> _Problem description_
Print the listing below in its entirety, character for character.

(Dataset excerpts)
——————————

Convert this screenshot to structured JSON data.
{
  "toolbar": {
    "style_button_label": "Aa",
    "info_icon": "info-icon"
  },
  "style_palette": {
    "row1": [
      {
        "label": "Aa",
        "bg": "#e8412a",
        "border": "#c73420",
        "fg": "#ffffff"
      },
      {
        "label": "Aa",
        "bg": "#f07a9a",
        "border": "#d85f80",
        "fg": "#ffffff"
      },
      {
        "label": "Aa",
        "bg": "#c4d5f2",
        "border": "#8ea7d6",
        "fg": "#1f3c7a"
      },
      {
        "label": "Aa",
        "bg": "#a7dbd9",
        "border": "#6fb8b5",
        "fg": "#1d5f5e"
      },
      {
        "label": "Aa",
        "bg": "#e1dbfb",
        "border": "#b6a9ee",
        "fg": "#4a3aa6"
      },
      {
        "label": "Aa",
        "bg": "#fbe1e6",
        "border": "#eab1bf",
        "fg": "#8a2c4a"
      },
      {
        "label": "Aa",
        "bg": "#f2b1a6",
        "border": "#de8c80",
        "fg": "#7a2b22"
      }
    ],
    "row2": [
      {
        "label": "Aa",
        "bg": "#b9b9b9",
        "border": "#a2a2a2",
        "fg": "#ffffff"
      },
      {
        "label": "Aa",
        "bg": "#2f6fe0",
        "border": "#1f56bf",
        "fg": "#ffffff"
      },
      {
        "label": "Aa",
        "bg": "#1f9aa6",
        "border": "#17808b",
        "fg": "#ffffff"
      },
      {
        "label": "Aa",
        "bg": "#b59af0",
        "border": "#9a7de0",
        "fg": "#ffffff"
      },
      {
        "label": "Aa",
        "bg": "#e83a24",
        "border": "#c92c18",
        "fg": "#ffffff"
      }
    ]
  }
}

——————————

> _The completed task_
Convert this screenshot to structured JSON data.
{
  "toolbar": {
    "style_button_label": "Aa",
    "info_icon": "info-icon"
  },
  "style_palette": {
    "row1": [
      {
        "label": "Aa",
        "bg": "#e8412a",
        "border": "#c73420",
        "fg": "#ffffff"
      },
      {
        "label": "Aa",
        "bg": "#f07a9a",
        "border": "#d85f80",
        "fg": "#ffffff"
      },
      {
        "label": "Aa",
        "bg": "#c4d5f2",
        "border": "#8ea7d6",
        "fg": "#1f3c7a"
      },
      {
        "label": "Aa",
        "bg": "#a7dbd9",
        "border": "#6fb8b5",
        "fg": "#1d5f5e"
      },
      {
        "label": "Aa",
        "bg": "#e1dbfb",
        "border": "#b6a9ee",
        "fg": "#4a3aa6"
      },
      {
        "label": "Aa",
        "bg": "#fbe1e6",
        "border": "#eab1bf",
        "fg": "#8a2c4a"
      },
      {
        "label": "Aa",
        "bg": "#f2b1a6",
        "border": "#de8c80",
        "fg": "#7a2b22"
      }
    ],
    "row2": [
      {
        "label": "Aa",
        "bg": "#b9b9b9",
        "border": "#a2a2a2",
        "fg": "#ffffff"
      },
      {
        "label": "Aa",
        "bg": "#2f6fe0",
        "border": "#1f56bf",
        "fg": "#ffffff"
      },
      {
        "label": "Aa",
        "bg": "#1f9aa6",
        "border": "#17808b",
        "fg": "#ffffff"
      },
      {
        "label": "Aa",
        "bg": "#b59af0",
        "border": "#9a7de0",
        "fg": "#ffffff"
      },
      {
        "label": "Aa",
        "bg": "#e83a24",
        "border": "#c92c18",
        "fg": "#ffffff"
      }
    ]
  }
}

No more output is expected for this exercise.